• [WHAT TO DO]: Below are the records. Gather each line that holds "volume".

***** INFORMATION SHOWN

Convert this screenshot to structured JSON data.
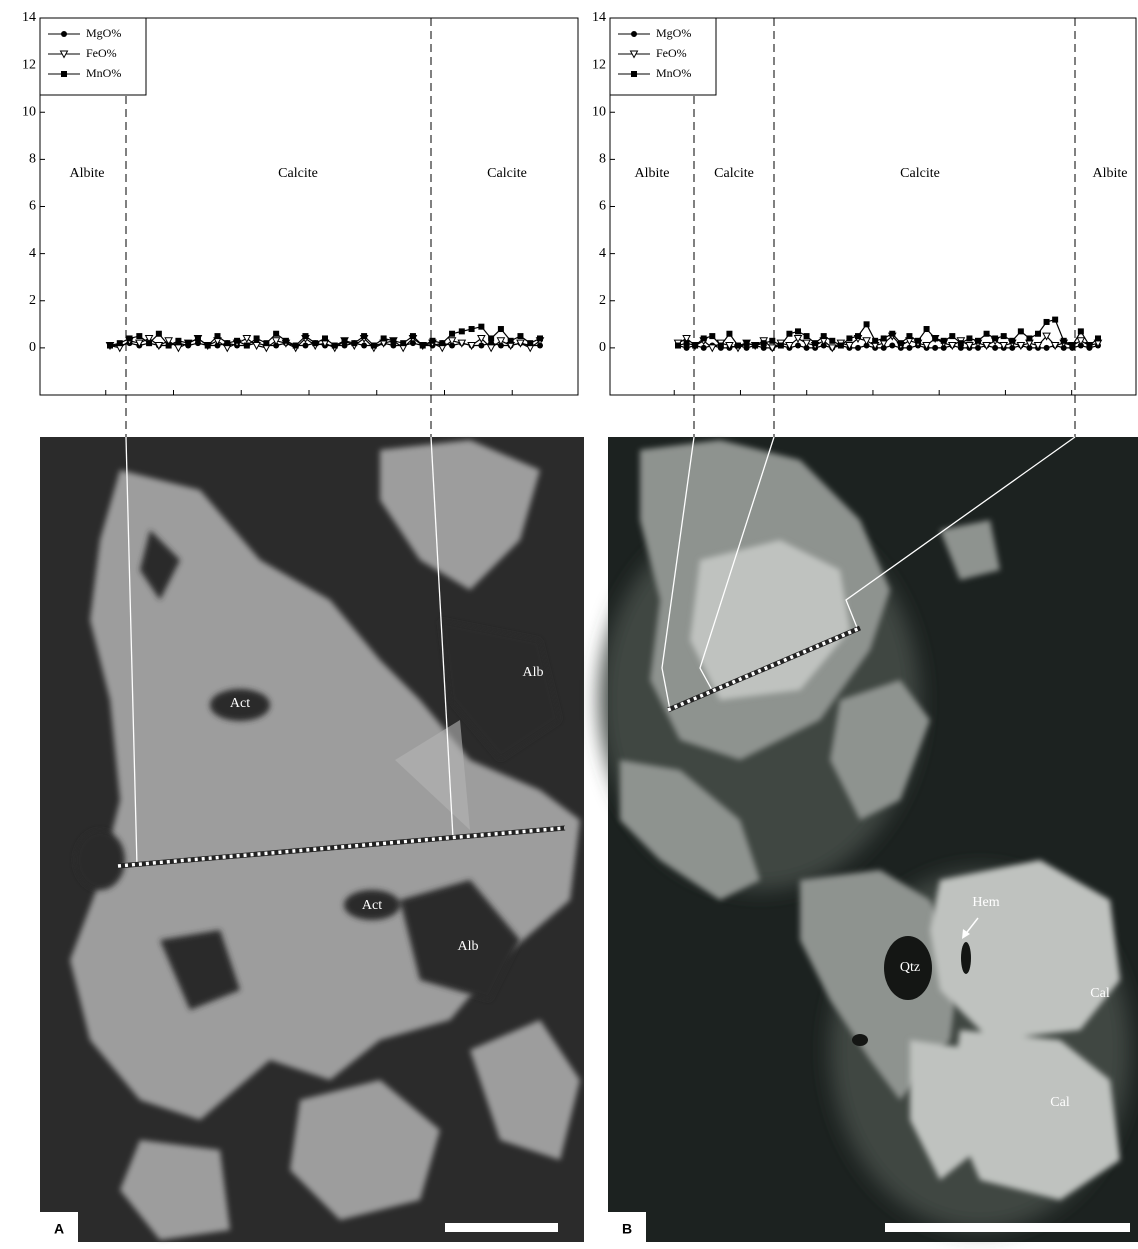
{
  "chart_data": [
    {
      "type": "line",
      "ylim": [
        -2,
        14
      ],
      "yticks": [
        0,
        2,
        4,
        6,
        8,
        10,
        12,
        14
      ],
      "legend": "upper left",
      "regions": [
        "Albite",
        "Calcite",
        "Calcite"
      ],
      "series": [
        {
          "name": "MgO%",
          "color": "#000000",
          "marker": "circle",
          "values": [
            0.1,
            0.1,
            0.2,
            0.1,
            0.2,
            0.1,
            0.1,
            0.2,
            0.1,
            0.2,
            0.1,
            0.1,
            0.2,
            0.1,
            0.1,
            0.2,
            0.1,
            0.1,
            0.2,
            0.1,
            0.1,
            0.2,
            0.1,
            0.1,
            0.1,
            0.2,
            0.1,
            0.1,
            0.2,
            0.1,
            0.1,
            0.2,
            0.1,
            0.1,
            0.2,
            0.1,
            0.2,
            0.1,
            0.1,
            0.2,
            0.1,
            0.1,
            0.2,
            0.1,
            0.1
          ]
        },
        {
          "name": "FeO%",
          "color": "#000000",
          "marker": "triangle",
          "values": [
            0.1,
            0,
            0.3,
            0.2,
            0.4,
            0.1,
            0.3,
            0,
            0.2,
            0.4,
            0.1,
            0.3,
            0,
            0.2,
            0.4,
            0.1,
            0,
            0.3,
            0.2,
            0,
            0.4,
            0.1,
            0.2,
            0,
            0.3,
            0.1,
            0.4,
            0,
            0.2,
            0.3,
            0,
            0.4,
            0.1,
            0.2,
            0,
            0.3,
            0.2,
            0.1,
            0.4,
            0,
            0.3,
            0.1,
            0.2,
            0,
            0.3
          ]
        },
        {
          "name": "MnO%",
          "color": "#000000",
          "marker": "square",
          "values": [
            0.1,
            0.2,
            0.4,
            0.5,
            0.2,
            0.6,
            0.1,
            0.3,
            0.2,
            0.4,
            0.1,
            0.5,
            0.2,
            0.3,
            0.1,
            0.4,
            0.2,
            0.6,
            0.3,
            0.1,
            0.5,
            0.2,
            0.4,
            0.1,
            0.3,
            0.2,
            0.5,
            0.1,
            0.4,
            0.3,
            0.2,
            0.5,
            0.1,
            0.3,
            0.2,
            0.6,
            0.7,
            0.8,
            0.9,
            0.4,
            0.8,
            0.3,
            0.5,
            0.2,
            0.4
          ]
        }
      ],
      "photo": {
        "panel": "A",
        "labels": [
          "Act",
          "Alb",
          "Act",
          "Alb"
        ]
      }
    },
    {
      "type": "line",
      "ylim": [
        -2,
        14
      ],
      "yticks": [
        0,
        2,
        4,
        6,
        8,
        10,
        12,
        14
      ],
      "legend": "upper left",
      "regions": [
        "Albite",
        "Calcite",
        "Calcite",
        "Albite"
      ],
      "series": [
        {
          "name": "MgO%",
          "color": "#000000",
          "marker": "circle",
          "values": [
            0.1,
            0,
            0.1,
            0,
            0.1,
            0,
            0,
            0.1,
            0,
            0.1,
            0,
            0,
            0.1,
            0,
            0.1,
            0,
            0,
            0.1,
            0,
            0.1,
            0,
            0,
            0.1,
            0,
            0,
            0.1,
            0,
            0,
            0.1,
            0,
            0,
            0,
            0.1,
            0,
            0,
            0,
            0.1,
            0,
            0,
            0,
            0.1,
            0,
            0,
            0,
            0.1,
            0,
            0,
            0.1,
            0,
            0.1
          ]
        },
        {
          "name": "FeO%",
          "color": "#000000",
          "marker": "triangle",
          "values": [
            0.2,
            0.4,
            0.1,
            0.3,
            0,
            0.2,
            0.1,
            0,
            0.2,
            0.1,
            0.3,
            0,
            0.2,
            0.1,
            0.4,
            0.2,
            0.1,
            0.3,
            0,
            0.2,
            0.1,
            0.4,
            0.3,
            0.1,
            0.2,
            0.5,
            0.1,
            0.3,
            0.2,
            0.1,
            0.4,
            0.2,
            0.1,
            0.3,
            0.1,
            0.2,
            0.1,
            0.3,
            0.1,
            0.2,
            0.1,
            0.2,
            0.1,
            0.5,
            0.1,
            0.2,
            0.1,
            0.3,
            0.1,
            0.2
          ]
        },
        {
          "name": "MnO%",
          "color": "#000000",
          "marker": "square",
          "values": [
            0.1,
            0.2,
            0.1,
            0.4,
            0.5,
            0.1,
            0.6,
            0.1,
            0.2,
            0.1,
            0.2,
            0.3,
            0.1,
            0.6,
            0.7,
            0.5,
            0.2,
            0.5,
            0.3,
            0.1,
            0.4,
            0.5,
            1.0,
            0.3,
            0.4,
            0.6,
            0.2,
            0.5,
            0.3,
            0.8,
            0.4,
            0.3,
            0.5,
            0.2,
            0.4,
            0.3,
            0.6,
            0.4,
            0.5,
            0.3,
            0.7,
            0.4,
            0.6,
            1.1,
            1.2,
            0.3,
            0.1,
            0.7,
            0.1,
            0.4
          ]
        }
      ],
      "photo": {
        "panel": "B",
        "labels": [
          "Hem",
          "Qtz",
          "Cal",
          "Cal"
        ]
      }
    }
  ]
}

**********
***** INFORMATION SHOWN

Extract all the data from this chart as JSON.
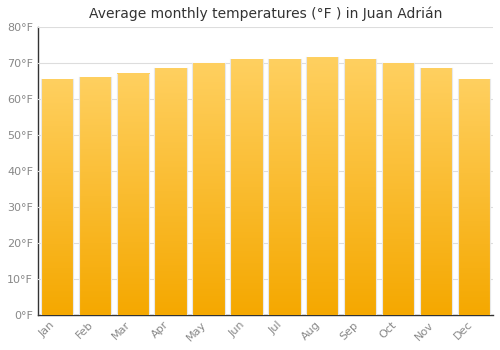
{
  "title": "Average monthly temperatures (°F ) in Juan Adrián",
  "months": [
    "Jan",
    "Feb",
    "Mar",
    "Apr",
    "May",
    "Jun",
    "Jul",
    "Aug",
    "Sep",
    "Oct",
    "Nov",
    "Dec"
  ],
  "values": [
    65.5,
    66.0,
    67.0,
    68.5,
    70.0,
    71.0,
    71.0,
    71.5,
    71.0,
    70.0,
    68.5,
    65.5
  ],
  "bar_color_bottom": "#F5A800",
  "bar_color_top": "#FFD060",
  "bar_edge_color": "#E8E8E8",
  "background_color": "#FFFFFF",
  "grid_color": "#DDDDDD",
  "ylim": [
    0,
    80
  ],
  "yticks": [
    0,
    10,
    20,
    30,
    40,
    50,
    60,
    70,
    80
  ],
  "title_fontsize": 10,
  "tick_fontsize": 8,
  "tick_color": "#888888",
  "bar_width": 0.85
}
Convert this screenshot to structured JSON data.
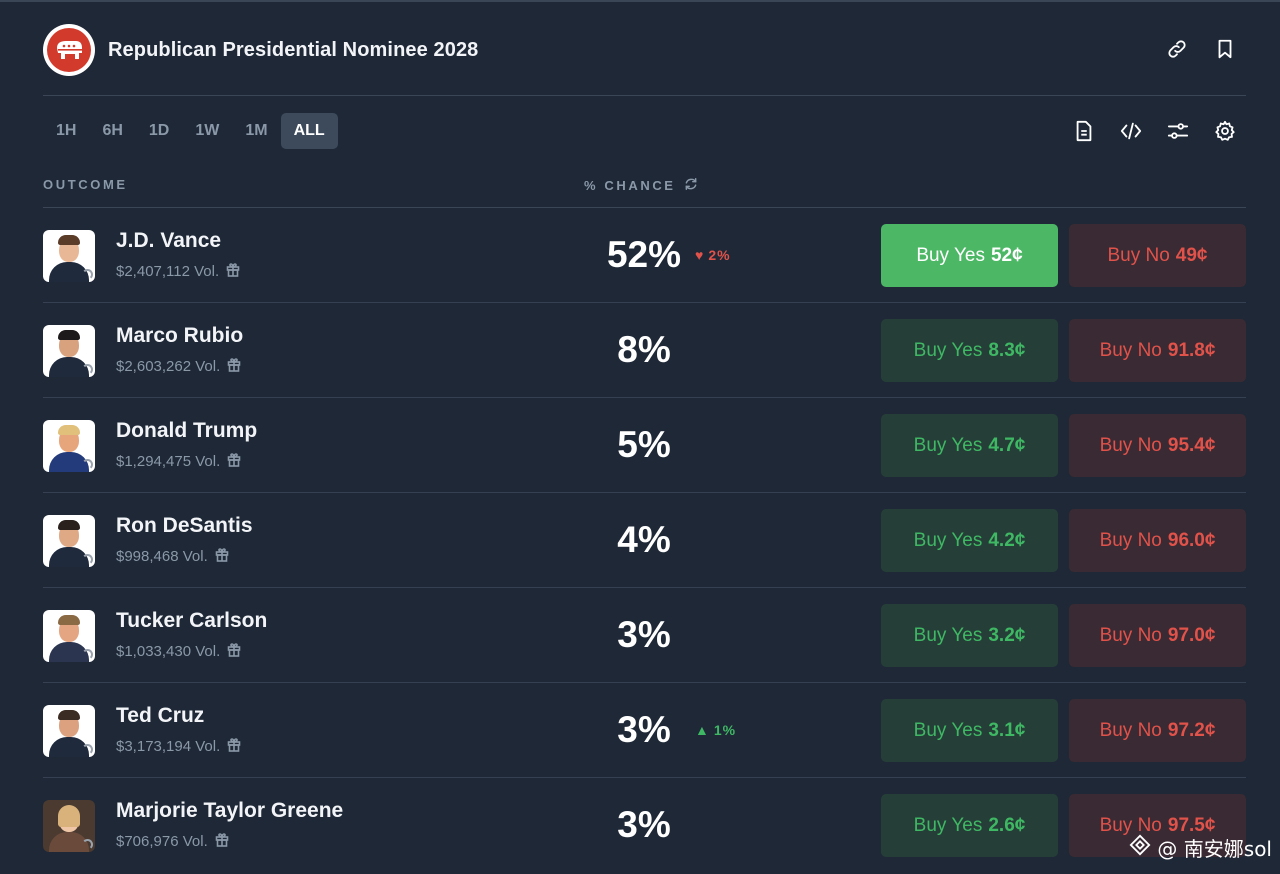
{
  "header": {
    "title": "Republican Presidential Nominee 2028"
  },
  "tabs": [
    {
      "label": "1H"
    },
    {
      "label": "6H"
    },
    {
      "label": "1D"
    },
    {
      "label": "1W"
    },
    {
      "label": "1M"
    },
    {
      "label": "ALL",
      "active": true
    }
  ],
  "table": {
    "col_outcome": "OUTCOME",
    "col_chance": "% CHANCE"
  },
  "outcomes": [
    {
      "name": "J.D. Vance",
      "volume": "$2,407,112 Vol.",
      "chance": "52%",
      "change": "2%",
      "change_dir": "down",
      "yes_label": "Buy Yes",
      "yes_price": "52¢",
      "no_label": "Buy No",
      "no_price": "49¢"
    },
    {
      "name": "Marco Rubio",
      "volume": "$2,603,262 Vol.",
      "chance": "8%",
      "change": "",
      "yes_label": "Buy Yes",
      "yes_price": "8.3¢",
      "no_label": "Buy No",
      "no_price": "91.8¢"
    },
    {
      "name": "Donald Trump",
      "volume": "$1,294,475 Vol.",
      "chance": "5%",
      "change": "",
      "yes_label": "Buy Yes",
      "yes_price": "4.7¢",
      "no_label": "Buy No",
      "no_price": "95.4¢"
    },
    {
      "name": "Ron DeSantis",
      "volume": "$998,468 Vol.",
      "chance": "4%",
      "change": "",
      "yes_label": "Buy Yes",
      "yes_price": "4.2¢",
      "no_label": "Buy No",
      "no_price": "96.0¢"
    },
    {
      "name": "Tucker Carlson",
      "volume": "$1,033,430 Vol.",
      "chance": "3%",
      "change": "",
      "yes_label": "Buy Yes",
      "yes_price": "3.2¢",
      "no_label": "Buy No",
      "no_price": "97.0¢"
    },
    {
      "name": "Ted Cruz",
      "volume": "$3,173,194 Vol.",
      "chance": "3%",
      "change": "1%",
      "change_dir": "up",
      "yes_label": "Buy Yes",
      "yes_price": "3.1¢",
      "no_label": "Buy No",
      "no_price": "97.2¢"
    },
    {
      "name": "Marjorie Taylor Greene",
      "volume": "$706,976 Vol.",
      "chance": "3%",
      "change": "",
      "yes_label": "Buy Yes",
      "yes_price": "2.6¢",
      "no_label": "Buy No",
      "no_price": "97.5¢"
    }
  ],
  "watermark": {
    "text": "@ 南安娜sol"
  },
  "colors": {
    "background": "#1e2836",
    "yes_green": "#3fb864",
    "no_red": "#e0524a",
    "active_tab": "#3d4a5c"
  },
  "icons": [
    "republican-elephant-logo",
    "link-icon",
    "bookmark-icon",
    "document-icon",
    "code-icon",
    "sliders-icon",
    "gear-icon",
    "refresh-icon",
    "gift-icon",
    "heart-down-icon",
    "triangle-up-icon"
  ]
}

**********

• [OUTPUT]:
      "volume": "$2,407,112 Vol.",
      "volume": "$2,603,262 Vol.",
      "volume": "$1,294,475 Vol.",
      "volume": "$998,468 Vol.",
      "volume": "$1,033,430 Vol.",
      "volume": "$3,173,194 Vol.",
      "volume": "$706,976 Vol.",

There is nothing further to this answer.